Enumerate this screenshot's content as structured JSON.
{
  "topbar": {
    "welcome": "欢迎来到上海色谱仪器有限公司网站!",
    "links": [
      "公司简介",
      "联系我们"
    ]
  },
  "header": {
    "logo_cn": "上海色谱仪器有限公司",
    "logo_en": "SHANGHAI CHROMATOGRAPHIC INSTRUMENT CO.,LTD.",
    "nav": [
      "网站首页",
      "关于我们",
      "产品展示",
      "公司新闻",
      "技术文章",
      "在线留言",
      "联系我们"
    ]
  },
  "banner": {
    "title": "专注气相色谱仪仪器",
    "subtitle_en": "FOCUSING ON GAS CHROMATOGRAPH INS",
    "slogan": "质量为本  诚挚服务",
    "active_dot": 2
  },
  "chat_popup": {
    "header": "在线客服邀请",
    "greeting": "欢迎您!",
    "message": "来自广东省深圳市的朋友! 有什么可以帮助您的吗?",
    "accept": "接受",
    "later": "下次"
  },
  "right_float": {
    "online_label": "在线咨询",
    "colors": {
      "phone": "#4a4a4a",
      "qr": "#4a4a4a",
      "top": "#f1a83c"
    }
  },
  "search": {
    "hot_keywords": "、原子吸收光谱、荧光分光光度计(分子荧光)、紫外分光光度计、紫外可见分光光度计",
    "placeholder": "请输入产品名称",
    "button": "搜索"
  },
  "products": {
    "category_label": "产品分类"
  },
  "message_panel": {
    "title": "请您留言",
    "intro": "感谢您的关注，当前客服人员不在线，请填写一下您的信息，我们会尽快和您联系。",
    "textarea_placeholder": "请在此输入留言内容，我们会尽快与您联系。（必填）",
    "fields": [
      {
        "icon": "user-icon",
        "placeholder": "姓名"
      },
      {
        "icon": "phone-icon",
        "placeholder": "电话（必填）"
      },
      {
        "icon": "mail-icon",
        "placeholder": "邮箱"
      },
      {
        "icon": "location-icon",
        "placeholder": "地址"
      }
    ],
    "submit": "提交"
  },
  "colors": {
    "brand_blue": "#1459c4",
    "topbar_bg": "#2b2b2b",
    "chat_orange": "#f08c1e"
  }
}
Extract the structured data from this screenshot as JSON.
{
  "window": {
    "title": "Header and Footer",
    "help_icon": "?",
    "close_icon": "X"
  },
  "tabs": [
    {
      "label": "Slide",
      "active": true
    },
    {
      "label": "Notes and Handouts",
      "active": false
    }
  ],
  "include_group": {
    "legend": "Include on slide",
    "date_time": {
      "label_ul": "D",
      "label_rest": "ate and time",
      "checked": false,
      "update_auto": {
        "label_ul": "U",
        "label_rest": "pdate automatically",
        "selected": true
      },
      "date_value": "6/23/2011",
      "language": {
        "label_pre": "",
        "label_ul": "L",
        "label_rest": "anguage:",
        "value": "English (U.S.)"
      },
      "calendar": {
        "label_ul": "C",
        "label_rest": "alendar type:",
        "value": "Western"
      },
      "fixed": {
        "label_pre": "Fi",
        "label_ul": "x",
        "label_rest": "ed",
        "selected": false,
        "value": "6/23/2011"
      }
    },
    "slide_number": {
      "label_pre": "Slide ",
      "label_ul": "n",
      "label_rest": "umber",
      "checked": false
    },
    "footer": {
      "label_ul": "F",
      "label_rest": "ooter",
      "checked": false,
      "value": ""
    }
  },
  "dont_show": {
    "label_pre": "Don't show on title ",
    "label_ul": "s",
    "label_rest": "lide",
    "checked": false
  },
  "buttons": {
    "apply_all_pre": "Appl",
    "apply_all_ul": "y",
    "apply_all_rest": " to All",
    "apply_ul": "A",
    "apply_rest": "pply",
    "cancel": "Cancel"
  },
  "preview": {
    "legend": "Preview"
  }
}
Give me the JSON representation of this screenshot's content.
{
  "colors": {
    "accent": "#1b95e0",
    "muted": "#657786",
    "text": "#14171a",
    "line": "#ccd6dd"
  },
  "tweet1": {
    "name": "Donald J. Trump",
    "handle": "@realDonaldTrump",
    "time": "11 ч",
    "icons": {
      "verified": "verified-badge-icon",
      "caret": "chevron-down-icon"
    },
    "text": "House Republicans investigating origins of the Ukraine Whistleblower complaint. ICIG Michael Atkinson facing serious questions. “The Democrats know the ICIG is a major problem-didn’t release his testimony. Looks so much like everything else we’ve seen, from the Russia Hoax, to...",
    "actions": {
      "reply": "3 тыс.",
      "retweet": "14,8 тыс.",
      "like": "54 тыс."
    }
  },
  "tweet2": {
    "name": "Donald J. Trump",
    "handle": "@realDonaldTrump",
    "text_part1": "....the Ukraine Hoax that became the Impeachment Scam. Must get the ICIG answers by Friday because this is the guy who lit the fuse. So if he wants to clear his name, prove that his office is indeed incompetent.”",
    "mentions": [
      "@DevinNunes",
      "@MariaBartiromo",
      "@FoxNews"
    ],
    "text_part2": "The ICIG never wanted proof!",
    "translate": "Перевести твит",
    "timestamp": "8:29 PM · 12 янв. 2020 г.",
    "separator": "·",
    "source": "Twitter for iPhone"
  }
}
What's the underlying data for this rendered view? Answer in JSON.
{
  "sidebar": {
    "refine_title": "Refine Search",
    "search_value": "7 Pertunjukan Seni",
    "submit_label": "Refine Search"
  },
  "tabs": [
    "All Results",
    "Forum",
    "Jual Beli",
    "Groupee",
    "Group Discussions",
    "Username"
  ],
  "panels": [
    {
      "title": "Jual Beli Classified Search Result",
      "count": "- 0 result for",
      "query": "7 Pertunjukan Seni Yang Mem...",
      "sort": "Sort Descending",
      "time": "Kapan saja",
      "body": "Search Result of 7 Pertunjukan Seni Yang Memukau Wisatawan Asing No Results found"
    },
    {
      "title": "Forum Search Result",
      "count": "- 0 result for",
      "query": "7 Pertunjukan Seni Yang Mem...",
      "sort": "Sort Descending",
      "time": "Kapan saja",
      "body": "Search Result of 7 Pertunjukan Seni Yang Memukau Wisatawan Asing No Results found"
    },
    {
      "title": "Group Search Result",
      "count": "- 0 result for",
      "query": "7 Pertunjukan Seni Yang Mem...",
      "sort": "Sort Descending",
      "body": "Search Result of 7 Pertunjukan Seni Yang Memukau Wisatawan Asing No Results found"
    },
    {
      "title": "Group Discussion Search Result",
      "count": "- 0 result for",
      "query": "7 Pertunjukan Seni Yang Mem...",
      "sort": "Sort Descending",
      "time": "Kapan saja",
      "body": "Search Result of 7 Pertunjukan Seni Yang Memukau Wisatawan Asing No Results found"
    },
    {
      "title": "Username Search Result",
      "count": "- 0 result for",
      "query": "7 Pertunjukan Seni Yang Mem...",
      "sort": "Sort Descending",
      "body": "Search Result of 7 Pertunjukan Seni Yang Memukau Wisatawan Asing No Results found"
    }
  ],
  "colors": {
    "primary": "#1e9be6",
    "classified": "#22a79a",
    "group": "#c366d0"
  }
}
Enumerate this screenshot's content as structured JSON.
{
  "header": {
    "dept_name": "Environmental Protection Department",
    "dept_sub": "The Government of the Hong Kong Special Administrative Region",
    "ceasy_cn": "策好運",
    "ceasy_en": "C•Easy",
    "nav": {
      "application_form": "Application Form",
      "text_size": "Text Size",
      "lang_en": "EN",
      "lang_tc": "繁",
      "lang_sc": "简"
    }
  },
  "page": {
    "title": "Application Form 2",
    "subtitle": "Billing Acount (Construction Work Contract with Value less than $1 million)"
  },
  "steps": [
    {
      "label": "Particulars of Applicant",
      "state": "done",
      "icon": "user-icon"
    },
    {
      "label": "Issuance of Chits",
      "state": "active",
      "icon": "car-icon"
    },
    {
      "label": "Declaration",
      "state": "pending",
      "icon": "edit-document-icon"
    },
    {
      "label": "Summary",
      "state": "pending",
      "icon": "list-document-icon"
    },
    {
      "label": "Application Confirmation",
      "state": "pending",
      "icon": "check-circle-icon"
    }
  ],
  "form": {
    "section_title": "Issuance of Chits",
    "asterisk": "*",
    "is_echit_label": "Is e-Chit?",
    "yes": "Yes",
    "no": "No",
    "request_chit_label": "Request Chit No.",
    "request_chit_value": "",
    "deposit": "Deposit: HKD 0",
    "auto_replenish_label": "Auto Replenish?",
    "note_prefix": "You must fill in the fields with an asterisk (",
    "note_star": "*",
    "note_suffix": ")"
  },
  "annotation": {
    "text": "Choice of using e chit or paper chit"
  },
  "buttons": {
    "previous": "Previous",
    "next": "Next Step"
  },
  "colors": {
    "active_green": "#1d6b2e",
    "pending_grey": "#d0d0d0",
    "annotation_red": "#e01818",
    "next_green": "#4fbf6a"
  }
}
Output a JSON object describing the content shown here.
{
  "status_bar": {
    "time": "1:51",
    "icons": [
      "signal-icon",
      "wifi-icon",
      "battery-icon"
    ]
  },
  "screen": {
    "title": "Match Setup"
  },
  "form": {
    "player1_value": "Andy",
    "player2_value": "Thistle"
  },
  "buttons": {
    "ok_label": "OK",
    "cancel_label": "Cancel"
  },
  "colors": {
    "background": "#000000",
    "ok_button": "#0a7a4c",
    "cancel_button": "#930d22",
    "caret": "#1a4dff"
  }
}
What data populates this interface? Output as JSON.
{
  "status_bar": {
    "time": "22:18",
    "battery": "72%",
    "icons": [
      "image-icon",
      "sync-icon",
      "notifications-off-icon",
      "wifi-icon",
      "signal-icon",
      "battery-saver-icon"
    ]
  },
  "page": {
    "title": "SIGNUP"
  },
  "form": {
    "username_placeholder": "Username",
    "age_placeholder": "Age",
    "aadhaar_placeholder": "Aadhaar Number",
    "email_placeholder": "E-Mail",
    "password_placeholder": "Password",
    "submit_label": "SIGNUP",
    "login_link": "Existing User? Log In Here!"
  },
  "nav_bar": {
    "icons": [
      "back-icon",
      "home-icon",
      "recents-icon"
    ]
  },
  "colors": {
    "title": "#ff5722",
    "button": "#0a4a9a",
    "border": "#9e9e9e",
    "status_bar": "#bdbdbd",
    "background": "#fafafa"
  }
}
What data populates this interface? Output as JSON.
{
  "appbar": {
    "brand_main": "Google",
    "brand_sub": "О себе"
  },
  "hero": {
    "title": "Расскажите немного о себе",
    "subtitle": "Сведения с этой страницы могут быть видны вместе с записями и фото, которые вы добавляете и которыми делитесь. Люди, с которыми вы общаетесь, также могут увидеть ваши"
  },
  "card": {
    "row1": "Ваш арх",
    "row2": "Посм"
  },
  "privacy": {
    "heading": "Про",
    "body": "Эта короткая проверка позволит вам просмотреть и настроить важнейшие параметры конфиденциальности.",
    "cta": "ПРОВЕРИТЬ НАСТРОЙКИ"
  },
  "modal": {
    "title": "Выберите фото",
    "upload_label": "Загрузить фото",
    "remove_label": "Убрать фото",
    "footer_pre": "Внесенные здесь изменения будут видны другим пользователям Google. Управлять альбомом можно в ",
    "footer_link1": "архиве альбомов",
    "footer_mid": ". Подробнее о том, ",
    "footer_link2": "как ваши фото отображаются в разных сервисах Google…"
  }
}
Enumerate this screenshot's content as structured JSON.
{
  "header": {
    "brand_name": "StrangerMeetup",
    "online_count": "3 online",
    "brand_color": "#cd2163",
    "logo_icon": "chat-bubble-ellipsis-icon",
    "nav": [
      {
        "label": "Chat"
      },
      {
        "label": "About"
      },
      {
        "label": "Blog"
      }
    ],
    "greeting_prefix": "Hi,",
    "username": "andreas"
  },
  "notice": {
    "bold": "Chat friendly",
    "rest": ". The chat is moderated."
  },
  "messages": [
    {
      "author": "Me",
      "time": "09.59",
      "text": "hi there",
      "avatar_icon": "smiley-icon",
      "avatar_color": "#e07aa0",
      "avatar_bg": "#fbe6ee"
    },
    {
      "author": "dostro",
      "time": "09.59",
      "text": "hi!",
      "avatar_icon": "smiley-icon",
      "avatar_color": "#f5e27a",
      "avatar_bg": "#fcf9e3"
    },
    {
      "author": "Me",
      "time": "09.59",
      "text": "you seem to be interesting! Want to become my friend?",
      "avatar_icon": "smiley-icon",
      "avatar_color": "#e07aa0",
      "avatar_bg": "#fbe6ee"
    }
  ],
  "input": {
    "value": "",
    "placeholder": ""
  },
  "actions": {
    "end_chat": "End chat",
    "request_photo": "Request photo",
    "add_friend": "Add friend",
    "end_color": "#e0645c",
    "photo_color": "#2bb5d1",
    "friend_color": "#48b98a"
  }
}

> _The request_
Show each line of the data that contains the string "ваши".

> _Exercise solution_
    "subtitle": "Сведения с этой страницы могут быть видны вместе с записями и фото, которые вы добавляете и которыми делитесь. Люди, с которыми вы общаетесь, также могут увидеть ваши"
    "footer_link2": "как ваши фото отображаются в разных сервисах Google…"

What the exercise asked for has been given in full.